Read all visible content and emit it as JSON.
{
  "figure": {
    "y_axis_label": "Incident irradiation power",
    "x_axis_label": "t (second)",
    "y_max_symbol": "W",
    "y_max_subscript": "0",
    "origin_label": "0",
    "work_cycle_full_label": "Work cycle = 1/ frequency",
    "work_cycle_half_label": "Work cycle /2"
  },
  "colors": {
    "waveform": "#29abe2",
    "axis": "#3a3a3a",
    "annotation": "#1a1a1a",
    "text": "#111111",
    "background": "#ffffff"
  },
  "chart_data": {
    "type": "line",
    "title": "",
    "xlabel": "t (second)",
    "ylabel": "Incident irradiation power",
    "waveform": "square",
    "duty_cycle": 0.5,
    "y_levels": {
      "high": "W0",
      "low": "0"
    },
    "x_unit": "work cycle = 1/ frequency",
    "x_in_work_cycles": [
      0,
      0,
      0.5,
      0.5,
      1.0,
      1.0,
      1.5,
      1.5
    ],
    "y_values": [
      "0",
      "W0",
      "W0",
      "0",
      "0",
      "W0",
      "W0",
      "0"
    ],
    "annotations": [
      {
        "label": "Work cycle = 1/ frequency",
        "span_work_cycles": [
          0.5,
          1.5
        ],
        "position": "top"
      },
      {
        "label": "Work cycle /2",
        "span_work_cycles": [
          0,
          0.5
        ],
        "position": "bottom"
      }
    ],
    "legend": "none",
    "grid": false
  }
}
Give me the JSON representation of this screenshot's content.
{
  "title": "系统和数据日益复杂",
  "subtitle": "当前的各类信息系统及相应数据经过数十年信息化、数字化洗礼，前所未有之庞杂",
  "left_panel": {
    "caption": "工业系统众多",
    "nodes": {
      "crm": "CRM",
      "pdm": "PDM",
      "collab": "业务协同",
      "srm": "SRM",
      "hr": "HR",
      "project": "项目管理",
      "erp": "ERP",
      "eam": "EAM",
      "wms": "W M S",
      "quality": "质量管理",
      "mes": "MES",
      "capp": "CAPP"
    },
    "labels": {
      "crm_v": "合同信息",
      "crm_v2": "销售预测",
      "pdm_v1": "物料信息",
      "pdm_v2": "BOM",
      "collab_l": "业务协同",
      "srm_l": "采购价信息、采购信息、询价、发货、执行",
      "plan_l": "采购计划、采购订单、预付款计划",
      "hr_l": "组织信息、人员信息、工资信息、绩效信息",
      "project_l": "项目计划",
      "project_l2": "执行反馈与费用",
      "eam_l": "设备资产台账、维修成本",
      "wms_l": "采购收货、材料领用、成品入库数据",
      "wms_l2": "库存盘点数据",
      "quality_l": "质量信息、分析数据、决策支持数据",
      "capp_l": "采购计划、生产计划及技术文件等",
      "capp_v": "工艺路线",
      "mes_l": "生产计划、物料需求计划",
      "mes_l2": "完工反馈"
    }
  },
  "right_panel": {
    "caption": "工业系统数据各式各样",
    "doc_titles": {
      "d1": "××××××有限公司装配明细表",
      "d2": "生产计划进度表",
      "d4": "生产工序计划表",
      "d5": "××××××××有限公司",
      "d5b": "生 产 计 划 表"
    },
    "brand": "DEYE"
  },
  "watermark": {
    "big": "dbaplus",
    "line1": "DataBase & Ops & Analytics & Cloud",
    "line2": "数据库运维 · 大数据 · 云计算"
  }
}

TASK DIRECTIONS » Quote all the records exactly, please, leaving none out.

WORKED ANSWER »
Read all visible content and emit it as JSON.
{
  "figure": {
    "y_axis_label": "Incident irradiation power",
    "x_axis_label": "t (second)",
    "y_max_symbol": "W",
    "y_max_subscript": "0",
    "origin_label": "0",
    "work_cycle_full_label": "Work cycle = 1/ frequency",
    "work_cycle_half_label": "Work cycle /2"
  },
  "colors": {
    "waveform": "#29abe2",
    "axis": "#3a3a3a",
    "annotation": "#1a1a1a",
    "text": "#111111",
    "background": "#ffffff"
  },
  "chart_data": {
    "type": "line",
    "title": "",
    "xlabel": "t (second)",
    "ylabel": "Incident irradiation power",
    "waveform": "square",
    "duty_cycle": 0.5,
    "y_levels": {
      "high": "W0",
      "low": "0"
    },
    "x_unit": "work cycle = 1/ frequency",
    "x_in_work_cycles": [
      0,
      0,
      0.5,
      0.5,
      1.0,
      1.0,
      1.5,
      1.5
    ],
    "y_values": [
      "0",
      "W0",
      "W0",
      "0",
      "0",
      "W0",
      "W0",
      "0"
    ],
    "annotations": [
      {
        "label": "Work cycle = 1/ frequency",
        "span_work_cycles": [
          0.5,
          1.5
        ],
        "position": "top"
      },
      {
        "label": "Work cycle /2",
        "span_work_cycles": [
          0,
          0.5
        ],
        "position": "bottom"
      }
    ],
    "legend": "none",
    "grid": false
  }
}
Give me the JSON representation of this screenshot's content.
{
  "title": "系统和数据日益复杂",
  "subtitle": "当前的各类信息系统及相应数据经过数十年信息化、数字化洗礼，前所未有之庞杂",
  "left_panel": {
    "caption": "工业系统众多",
    "nodes": {
      "crm": "CRM",
      "pdm": "PDM",
      "collab": "业务协同",
      "srm": "SRM",
      "hr": "HR",
      "project": "项目管理",
      "erp": "ERP",
      "eam": "EAM",
      "wms": "W M S",
      "quality": "质量管理",
      "mes": "MES",
      "capp": "CAPP"
    },
    "labels": {
      "crm_v": "合同信息",
      "crm_v2": "销售预测",
      "pdm_v1": "物料信息",
      "pdm_v2": "BOM",
      "collab_l": "业务协同",
      "srm_l": "采购价信息、采购信息、询价、发货、执行",
      "plan_l": "采购计划、采购订单、预付款计划",
      "hr_l": "组织信息、人员信息、工资信息、绩效信息",
      "project_l": "项目计划",
      "project_l2": "执行反馈与费用",
      "eam_l": "设备资产台账、维修成本",
      "wms_l": "采购收货、材料领用、成品入库数据",
      "wms_l2": "库存盘点数据",
      "quality_l": "质量信息、分析数据、决策支持数据",
      "capp_l": "采购计划、生产计划及技术文件等",
      "capp_v": "工艺路线",
      "mes_l": "生产计划、物料需求计划",
      "mes_l2": "完工反馈"
    }
  },
  "right_panel": {
    "caption": "工业系统数据各式各样",
    "doc_titles": {
      "d1": "××××××有限公司装配明细表",
      "d2": "生产计划进度表",
      "d4": "生产工序计划表",
      "d5": "××××××××有限公司",
      "d5b": "生 产 计 划 表"
    },
    "brand": "DEYE"
  },
  "watermark": {
    "big": "dbaplus",
    "line1": "DataBase & Ops & Analytics & Cloud",
    "line2": "数据库运维 · 大数据 · 云计算"
  }
}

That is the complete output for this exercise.